> **Task to complete**:
Extract all lines that hold the string "life".

> **Task inputs**:
========

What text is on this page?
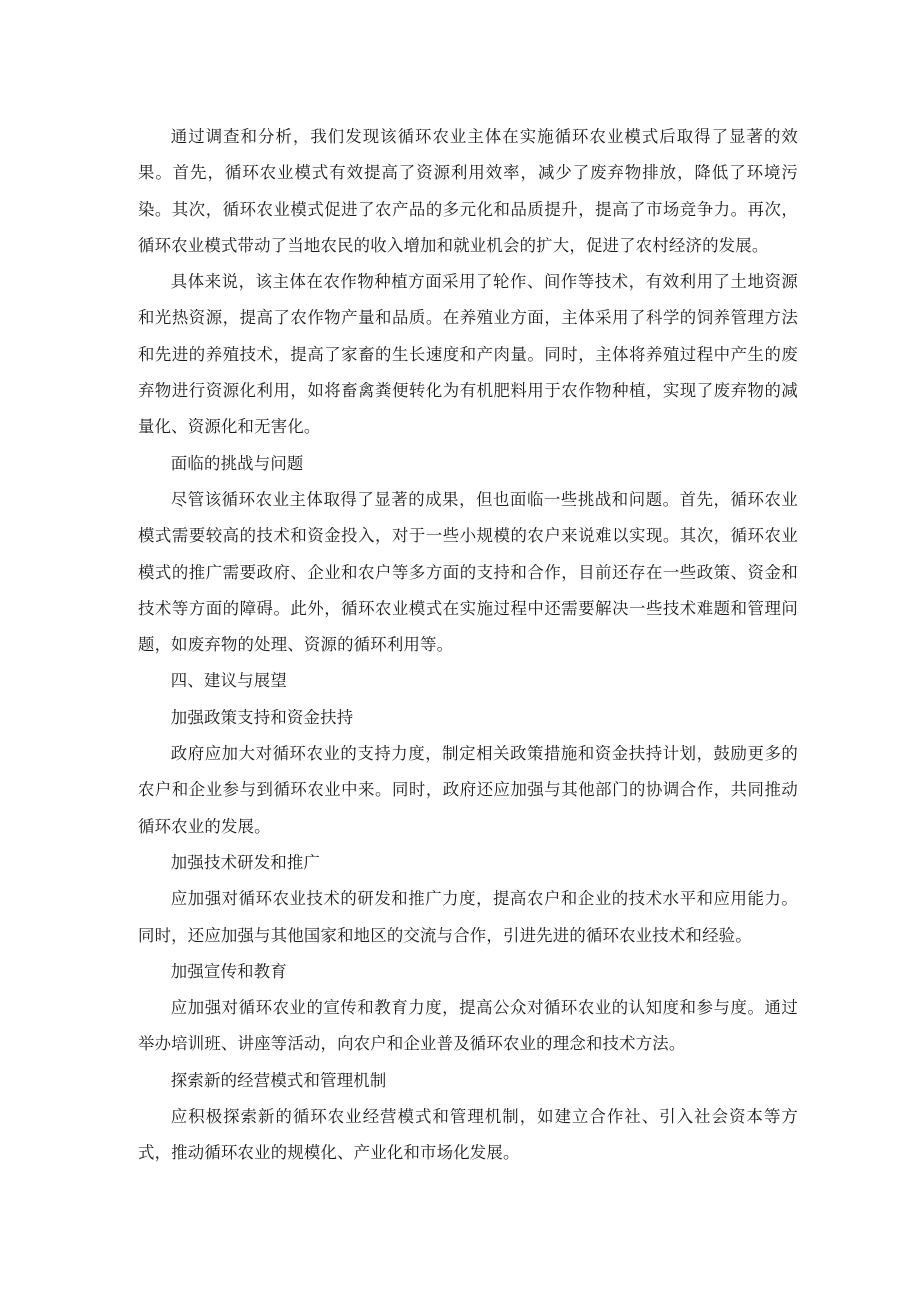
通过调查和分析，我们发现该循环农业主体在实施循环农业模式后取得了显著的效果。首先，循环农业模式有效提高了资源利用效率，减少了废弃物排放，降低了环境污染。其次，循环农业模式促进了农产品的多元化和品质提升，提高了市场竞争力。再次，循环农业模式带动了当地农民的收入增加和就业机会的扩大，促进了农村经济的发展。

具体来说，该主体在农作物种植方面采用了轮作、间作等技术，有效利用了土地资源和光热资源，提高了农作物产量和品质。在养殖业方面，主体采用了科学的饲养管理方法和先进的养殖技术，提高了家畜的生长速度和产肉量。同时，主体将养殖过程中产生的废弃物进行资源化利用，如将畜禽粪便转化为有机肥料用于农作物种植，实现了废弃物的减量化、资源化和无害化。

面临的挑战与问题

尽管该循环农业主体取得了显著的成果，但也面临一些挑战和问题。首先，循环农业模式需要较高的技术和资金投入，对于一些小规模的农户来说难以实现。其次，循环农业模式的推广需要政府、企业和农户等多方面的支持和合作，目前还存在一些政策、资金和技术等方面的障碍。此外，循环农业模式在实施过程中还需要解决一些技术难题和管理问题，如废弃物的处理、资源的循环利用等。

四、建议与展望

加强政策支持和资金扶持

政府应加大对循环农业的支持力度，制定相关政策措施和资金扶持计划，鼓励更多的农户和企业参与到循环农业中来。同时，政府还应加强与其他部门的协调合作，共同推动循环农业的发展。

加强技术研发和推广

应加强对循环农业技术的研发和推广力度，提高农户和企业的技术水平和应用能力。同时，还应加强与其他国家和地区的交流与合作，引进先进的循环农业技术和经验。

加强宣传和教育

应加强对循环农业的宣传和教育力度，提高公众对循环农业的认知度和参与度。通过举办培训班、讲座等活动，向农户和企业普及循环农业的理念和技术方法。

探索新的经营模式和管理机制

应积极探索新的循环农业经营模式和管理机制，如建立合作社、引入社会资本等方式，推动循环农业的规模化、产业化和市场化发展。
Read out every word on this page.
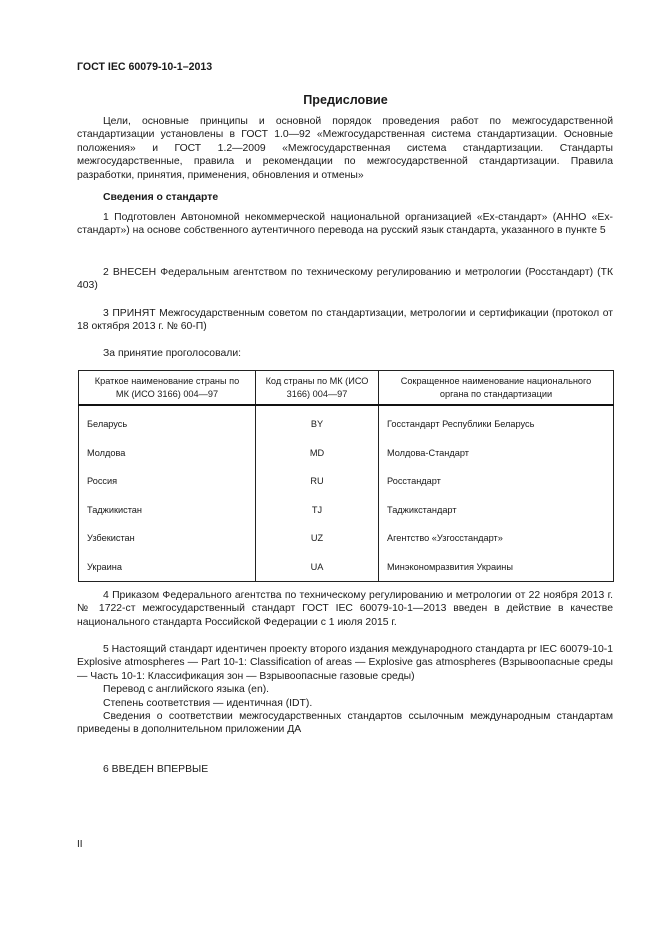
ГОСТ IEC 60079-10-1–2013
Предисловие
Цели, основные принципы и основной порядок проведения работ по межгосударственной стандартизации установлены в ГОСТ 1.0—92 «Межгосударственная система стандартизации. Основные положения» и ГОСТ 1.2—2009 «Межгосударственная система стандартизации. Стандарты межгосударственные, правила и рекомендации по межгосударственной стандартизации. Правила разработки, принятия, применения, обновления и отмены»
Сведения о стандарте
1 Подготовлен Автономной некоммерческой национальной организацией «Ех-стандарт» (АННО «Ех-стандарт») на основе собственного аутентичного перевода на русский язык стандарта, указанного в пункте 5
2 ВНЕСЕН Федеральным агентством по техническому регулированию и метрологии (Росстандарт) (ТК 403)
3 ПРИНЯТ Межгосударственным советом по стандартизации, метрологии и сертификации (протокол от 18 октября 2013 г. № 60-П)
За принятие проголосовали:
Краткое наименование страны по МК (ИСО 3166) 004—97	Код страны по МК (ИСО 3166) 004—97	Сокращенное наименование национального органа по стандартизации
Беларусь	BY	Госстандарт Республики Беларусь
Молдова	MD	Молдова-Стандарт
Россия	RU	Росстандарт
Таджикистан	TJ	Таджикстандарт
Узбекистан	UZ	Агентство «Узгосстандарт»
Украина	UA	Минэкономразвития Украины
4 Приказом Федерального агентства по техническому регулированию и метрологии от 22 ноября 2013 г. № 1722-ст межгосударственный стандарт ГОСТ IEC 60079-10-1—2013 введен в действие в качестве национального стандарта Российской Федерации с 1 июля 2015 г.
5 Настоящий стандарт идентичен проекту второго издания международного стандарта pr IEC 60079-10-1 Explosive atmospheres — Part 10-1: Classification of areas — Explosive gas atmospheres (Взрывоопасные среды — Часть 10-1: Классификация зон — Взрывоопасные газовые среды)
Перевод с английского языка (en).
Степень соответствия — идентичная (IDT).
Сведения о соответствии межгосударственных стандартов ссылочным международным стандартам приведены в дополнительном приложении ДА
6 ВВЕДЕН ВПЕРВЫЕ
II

========

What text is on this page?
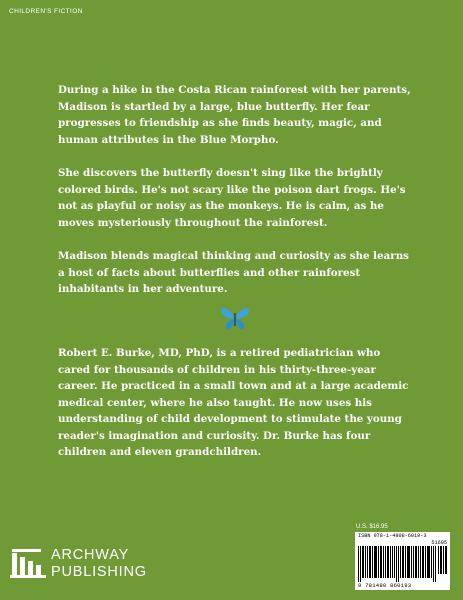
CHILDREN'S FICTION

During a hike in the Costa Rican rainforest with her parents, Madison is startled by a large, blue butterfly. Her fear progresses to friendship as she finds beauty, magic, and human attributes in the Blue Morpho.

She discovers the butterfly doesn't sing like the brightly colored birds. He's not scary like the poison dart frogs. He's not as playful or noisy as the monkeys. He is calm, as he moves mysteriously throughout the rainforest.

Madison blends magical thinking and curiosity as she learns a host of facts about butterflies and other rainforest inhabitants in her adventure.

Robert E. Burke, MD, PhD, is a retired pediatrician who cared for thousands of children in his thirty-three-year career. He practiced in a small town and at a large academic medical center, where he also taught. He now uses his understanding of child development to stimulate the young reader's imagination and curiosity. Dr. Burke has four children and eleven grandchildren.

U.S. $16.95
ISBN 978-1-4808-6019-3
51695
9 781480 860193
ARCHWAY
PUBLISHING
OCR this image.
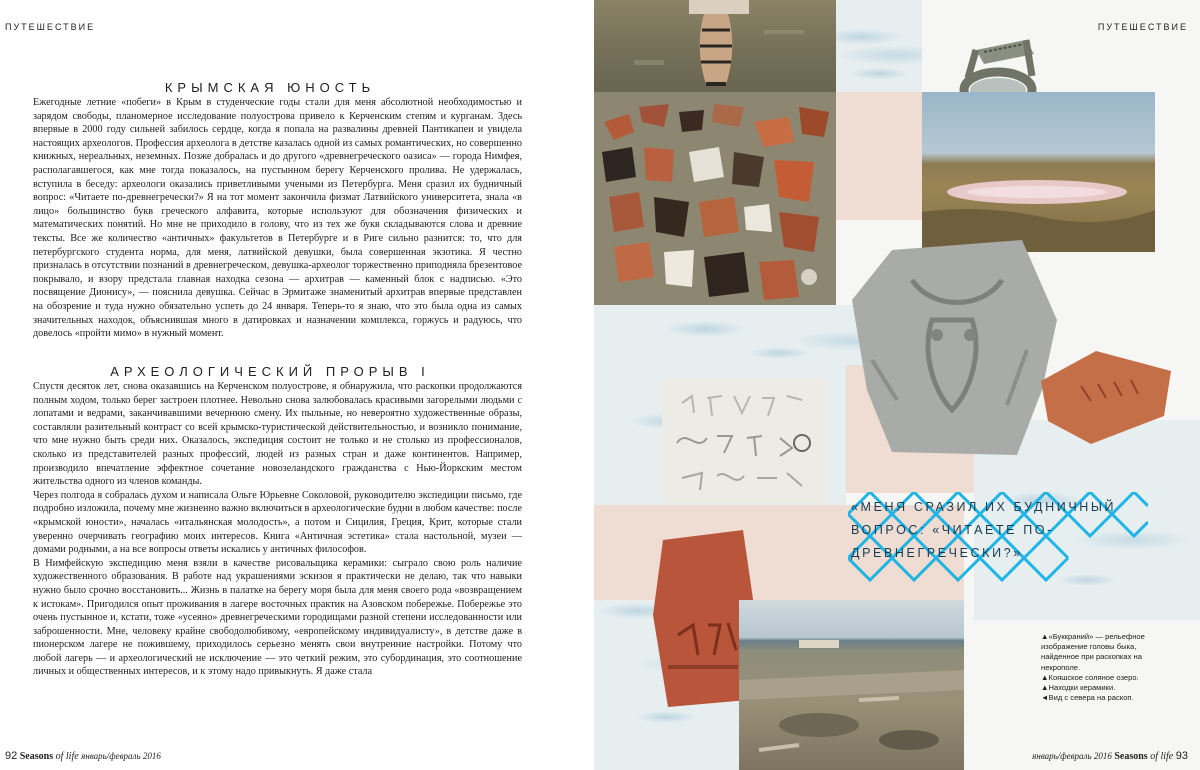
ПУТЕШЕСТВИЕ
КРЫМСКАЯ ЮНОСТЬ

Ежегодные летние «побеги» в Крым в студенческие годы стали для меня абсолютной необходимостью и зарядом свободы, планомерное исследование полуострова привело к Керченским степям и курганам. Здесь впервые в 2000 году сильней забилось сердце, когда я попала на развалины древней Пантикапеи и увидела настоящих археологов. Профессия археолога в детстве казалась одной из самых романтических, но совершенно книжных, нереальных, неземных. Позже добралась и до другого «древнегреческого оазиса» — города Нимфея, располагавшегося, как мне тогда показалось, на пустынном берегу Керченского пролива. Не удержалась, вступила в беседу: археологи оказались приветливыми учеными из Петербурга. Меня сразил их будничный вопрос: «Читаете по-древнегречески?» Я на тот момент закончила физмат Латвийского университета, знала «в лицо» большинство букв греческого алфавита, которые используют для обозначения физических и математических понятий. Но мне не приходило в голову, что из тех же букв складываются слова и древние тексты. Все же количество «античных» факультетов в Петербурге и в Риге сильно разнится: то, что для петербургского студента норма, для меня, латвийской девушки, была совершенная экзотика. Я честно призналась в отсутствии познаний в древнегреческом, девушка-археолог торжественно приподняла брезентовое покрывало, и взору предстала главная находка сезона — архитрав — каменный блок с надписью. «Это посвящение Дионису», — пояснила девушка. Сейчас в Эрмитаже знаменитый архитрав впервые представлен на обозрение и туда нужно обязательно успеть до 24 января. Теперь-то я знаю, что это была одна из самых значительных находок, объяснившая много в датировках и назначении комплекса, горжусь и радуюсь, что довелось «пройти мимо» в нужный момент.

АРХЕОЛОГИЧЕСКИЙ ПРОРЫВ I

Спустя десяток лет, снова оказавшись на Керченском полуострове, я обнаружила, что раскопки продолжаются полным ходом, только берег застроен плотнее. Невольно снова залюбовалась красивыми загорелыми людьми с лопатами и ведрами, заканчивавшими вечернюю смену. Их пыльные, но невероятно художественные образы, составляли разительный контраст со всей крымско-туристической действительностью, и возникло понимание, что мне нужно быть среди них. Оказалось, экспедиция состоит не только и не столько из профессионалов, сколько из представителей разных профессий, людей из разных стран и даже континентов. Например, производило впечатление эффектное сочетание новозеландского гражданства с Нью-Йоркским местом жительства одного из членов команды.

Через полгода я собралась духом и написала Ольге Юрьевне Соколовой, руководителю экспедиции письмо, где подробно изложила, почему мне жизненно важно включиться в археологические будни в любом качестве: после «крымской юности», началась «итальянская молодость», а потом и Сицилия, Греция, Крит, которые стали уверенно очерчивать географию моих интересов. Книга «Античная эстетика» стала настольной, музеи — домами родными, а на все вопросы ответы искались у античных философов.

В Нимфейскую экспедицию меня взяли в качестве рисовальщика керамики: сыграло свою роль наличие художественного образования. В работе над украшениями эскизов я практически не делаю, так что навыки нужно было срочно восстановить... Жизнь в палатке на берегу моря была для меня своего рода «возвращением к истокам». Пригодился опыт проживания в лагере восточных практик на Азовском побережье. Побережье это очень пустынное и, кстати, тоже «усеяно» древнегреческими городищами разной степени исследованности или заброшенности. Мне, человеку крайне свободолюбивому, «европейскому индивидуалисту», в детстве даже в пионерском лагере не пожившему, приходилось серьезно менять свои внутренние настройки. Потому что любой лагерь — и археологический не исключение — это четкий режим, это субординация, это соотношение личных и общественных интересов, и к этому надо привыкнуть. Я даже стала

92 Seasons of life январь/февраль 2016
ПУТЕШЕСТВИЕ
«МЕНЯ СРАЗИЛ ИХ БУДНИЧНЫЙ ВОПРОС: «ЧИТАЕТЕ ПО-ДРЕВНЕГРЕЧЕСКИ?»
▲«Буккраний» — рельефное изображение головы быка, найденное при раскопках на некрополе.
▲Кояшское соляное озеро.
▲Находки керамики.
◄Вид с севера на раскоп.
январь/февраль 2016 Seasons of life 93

========

> **Exercise solution**:
92 Seasons of life январь/февраль 2016
январь/февраль 2016 Seasons of life 93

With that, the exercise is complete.